**What is required**
Rewrite the data from its beginning through the line containing "post-time[interactable]: · 26", both ends included, replacing "screenshot" with "screen capture" and leaving everything else untouched.

**Material for the task**

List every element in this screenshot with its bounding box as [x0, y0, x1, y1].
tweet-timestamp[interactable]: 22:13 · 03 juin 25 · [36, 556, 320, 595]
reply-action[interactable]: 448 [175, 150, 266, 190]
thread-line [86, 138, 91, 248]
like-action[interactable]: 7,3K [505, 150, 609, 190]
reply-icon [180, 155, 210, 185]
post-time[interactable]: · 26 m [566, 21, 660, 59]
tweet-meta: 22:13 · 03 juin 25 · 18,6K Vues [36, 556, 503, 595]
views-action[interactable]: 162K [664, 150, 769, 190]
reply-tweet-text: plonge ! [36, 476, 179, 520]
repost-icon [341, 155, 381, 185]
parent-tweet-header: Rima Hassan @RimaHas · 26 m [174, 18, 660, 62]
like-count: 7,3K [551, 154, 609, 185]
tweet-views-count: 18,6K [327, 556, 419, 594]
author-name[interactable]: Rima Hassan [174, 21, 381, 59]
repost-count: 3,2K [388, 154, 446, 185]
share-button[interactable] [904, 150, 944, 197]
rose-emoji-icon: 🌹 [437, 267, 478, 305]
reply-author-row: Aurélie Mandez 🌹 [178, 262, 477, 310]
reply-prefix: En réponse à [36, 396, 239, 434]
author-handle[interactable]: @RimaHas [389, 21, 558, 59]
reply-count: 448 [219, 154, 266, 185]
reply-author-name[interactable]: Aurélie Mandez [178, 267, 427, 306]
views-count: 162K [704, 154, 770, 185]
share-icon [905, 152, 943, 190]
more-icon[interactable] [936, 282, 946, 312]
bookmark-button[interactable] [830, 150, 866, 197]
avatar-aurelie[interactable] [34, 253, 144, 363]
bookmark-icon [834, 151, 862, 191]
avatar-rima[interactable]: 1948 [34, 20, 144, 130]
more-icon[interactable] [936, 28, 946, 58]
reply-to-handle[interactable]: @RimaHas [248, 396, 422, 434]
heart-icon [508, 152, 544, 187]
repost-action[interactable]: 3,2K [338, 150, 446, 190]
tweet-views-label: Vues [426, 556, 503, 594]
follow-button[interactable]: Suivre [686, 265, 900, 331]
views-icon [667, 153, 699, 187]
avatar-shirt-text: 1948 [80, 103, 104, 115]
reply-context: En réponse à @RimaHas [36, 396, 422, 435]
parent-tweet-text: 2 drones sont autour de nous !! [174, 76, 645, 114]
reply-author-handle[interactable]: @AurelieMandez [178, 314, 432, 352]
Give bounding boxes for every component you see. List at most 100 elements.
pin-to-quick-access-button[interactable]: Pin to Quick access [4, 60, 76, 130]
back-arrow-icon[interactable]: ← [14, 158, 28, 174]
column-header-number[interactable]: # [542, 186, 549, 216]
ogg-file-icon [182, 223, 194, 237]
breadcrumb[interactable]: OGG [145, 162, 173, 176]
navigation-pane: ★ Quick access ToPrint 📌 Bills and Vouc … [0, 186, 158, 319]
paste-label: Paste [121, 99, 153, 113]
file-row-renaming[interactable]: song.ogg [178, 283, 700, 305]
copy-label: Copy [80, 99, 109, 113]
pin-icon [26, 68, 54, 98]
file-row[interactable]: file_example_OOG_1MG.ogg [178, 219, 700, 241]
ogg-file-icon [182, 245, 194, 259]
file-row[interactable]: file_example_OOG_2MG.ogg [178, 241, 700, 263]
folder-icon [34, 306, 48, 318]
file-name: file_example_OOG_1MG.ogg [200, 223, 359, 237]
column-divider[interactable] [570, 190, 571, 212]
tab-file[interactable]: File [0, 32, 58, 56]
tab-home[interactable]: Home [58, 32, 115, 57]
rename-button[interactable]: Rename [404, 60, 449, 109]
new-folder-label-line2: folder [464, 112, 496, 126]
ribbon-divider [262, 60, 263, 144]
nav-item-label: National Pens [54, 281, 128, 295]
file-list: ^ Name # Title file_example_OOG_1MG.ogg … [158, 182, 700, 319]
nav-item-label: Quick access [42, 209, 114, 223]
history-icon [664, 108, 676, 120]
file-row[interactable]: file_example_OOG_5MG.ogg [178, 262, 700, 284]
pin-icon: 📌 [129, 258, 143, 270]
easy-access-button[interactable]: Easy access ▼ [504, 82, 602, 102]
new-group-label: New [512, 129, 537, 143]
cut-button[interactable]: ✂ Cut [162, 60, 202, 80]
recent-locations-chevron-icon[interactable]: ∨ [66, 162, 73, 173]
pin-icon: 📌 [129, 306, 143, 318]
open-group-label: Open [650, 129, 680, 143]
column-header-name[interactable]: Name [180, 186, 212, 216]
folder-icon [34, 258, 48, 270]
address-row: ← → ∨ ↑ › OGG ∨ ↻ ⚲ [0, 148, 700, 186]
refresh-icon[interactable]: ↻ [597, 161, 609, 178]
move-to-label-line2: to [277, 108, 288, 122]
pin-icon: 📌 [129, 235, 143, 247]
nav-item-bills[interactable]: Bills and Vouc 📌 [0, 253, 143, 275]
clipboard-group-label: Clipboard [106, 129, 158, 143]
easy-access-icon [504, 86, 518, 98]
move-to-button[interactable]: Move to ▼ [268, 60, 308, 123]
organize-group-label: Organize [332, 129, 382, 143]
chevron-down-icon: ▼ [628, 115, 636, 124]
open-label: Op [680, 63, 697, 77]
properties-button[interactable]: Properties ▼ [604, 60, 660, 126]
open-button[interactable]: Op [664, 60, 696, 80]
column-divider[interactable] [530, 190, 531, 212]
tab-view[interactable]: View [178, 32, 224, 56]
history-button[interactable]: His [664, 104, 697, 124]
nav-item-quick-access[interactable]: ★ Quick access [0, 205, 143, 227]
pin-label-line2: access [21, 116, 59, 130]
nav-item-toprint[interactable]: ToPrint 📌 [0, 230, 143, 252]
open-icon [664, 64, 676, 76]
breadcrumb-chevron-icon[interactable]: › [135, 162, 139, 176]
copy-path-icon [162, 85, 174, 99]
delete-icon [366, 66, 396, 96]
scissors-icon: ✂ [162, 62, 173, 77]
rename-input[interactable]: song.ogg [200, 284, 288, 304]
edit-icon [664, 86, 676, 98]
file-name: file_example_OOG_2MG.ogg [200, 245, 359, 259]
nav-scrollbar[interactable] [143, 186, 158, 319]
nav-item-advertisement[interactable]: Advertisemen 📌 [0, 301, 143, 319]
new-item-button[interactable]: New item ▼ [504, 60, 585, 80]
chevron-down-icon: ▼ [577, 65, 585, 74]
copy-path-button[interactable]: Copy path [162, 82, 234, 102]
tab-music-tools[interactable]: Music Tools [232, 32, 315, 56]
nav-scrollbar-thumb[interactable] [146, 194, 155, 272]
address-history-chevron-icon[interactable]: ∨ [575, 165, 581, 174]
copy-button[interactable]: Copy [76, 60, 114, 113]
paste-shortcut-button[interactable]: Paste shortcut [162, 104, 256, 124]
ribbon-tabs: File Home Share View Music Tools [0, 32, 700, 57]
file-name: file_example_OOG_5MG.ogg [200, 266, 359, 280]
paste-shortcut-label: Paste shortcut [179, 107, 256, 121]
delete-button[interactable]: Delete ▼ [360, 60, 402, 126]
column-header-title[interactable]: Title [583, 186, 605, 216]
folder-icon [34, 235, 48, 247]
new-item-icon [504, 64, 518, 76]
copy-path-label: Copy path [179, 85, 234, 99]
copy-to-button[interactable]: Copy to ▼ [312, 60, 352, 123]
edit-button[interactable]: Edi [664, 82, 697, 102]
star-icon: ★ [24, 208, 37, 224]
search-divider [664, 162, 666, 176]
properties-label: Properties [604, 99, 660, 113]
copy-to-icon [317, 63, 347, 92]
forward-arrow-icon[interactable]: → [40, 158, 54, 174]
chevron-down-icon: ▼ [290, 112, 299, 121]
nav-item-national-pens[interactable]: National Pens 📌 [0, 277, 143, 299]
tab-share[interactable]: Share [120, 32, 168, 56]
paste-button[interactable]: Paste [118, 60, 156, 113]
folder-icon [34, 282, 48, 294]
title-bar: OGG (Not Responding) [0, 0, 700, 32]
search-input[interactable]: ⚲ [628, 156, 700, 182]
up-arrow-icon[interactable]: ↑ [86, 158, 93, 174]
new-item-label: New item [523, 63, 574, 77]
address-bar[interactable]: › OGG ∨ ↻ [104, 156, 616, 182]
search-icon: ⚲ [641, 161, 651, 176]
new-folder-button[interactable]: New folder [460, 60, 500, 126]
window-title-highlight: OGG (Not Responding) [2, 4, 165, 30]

**Exercise solution**
List every element in this screen capture with its bounding box as [x0, y0, x1, y1].
tweet-timestamp[interactable]: 22:13 · 03 juin 25 · [36, 556, 320, 595]
reply-action[interactable]: 448 [175, 150, 266, 190]
thread-line [86, 138, 91, 248]
like-action[interactable]: 7,3K [505, 150, 609, 190]
reply-icon [180, 155, 210, 185]
post-time[interactable]: · 26 m [566, 21, 660, 59]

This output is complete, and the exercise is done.